### Exercise prompt
Find each line with the word "printf" and copy it.

### Material for this exercise
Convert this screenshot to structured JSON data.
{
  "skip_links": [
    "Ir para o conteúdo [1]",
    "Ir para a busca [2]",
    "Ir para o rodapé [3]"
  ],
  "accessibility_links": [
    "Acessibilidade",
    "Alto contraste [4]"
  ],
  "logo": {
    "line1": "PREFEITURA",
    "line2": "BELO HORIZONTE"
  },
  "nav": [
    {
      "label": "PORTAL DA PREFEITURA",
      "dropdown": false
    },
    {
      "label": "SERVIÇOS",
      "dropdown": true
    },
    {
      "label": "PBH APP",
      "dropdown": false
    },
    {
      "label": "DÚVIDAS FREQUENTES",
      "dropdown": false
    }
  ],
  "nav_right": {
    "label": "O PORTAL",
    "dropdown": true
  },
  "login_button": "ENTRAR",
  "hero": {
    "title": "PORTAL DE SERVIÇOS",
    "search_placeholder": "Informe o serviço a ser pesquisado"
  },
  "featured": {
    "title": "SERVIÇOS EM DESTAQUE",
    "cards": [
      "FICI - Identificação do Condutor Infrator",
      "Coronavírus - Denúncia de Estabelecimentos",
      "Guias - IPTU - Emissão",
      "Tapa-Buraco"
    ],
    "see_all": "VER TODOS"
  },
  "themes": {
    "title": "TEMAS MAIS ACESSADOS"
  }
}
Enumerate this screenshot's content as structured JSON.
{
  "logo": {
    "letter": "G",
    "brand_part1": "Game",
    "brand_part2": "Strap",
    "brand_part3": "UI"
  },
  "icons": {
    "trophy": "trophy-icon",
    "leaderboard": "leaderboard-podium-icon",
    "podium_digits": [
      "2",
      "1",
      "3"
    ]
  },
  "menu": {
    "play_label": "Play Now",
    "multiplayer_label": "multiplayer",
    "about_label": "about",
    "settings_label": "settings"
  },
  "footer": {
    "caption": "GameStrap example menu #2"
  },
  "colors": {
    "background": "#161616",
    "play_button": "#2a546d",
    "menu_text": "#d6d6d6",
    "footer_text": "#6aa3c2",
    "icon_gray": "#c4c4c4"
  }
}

--

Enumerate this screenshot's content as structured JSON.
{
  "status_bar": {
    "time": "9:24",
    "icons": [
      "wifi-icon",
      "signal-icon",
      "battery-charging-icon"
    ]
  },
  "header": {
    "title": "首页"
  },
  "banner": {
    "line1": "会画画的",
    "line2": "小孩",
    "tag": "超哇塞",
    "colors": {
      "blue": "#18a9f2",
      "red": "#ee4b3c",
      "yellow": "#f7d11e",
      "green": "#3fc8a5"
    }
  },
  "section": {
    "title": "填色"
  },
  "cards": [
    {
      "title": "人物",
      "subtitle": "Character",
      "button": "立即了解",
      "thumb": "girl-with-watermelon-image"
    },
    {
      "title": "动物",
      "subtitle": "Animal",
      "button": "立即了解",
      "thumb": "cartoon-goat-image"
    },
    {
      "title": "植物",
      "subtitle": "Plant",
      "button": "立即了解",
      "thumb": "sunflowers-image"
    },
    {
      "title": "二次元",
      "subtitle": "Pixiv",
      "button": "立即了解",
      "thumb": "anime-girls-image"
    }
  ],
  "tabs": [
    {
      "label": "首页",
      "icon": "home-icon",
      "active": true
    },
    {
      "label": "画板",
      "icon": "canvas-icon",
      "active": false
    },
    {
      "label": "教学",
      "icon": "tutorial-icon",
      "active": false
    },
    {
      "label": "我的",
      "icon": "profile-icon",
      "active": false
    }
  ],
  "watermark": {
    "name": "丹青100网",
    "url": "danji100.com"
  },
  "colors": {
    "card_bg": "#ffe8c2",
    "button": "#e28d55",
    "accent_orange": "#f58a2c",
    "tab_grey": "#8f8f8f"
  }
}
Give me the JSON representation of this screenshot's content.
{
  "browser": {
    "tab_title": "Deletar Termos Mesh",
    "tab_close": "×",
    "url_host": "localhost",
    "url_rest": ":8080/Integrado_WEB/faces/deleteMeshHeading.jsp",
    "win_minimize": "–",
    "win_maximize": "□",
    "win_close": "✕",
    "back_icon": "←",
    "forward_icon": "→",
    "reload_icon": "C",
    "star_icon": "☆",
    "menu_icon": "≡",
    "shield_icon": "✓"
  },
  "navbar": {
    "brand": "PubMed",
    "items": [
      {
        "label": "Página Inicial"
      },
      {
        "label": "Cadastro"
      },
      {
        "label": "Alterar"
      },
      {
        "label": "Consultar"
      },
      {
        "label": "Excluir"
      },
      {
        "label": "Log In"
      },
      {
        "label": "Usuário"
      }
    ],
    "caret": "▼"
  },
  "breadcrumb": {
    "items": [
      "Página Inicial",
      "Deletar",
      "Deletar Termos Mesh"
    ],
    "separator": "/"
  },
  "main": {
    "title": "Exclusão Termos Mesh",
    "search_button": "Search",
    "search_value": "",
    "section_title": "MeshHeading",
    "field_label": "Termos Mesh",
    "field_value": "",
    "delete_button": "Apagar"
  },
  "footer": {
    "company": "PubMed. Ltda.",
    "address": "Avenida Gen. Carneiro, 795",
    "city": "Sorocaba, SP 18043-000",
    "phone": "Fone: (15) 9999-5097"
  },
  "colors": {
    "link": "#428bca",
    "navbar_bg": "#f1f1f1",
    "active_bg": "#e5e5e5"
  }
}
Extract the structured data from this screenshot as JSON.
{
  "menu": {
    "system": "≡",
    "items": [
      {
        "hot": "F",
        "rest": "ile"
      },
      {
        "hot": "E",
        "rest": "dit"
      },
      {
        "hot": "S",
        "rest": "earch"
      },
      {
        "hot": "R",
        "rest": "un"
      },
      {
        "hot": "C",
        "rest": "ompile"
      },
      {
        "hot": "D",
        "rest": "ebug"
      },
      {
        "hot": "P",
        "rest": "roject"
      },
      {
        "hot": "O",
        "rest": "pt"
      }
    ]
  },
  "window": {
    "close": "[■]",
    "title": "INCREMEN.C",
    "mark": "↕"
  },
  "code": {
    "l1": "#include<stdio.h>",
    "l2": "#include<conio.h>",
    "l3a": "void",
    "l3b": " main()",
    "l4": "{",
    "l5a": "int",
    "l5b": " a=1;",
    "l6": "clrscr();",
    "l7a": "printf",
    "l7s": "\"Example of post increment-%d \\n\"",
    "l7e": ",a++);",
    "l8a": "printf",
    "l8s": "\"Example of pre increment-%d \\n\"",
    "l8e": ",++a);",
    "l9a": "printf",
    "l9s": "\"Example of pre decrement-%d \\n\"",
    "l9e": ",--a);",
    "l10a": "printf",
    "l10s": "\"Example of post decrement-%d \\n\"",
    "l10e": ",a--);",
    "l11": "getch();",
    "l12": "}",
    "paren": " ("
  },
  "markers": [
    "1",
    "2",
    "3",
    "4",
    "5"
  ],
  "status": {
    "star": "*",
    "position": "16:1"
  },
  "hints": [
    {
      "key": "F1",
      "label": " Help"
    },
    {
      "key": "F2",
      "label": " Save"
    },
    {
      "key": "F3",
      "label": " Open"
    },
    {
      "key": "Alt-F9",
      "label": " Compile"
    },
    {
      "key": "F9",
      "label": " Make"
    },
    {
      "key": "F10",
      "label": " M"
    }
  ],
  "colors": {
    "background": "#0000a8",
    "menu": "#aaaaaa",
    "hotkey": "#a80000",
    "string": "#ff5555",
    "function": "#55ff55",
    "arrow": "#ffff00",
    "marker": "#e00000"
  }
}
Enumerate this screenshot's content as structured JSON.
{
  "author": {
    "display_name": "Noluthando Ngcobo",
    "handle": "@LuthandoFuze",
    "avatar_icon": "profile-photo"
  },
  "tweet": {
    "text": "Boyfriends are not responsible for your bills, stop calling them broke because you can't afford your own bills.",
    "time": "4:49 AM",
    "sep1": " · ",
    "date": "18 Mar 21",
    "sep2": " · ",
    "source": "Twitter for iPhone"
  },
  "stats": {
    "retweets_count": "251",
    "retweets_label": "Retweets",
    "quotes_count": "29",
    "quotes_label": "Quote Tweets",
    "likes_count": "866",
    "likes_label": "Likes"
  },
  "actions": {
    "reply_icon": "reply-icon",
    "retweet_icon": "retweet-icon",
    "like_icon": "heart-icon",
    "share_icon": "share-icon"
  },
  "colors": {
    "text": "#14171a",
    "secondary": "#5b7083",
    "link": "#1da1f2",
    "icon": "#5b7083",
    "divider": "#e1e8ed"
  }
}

--

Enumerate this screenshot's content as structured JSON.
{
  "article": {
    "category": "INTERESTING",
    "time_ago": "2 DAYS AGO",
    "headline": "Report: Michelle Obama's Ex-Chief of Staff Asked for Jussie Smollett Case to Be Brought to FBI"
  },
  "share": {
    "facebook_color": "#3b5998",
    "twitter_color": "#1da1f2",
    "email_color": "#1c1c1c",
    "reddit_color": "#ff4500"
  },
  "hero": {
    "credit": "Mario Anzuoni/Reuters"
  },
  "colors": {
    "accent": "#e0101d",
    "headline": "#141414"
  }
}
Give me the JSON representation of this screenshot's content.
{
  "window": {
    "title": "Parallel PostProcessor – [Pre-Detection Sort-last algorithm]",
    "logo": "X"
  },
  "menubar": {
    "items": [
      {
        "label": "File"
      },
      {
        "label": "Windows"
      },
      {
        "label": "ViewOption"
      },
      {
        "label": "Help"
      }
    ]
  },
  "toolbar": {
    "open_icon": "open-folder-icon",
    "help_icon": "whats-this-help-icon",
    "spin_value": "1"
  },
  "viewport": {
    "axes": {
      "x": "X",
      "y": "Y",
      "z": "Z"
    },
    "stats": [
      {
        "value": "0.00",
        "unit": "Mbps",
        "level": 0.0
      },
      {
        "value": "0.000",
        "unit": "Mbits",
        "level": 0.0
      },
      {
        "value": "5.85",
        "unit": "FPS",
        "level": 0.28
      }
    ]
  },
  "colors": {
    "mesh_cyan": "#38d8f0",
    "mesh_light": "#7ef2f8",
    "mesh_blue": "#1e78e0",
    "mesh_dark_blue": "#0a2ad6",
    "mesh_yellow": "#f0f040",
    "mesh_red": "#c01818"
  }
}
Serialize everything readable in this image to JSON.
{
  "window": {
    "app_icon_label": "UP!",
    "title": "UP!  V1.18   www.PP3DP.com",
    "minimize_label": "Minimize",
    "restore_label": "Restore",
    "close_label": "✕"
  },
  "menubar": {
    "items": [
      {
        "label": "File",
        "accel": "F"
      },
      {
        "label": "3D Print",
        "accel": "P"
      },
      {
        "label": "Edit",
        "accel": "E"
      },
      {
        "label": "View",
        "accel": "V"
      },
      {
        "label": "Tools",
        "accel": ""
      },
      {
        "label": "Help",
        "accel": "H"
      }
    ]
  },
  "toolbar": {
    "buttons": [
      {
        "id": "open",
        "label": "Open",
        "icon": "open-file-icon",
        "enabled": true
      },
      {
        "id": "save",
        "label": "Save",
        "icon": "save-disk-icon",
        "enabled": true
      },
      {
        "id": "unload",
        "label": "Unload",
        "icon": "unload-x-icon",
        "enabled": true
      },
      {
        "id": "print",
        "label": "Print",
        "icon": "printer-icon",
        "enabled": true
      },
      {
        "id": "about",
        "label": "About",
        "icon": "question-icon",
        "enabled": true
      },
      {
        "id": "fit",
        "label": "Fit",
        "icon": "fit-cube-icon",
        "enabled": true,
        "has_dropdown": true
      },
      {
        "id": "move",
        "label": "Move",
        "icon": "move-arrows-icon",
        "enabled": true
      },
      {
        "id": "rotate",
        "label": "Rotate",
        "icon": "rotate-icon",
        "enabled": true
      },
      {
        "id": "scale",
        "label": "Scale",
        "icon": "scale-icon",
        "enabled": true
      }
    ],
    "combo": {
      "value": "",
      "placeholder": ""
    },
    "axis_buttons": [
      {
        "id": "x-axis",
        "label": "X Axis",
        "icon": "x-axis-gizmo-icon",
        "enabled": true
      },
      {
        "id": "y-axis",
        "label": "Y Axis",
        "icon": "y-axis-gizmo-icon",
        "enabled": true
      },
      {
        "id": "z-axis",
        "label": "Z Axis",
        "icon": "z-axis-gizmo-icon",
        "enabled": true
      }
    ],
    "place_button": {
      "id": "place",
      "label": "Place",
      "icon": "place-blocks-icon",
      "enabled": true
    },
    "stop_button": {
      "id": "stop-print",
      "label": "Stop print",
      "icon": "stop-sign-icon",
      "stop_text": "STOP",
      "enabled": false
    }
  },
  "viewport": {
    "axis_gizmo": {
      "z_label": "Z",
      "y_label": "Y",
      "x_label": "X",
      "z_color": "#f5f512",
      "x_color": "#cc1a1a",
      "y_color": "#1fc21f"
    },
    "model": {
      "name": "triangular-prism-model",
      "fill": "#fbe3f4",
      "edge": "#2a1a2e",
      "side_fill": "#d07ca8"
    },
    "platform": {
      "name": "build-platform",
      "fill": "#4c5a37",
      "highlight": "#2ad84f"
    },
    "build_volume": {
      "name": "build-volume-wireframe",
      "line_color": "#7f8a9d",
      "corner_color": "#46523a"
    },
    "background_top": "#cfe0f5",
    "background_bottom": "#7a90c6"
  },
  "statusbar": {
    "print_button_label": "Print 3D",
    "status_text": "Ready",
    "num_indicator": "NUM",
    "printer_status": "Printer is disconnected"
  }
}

### Complete response
    "l7a": "printf",
    "l8a": "printf",
    "l9a": "printf",
    "l10a": "printf",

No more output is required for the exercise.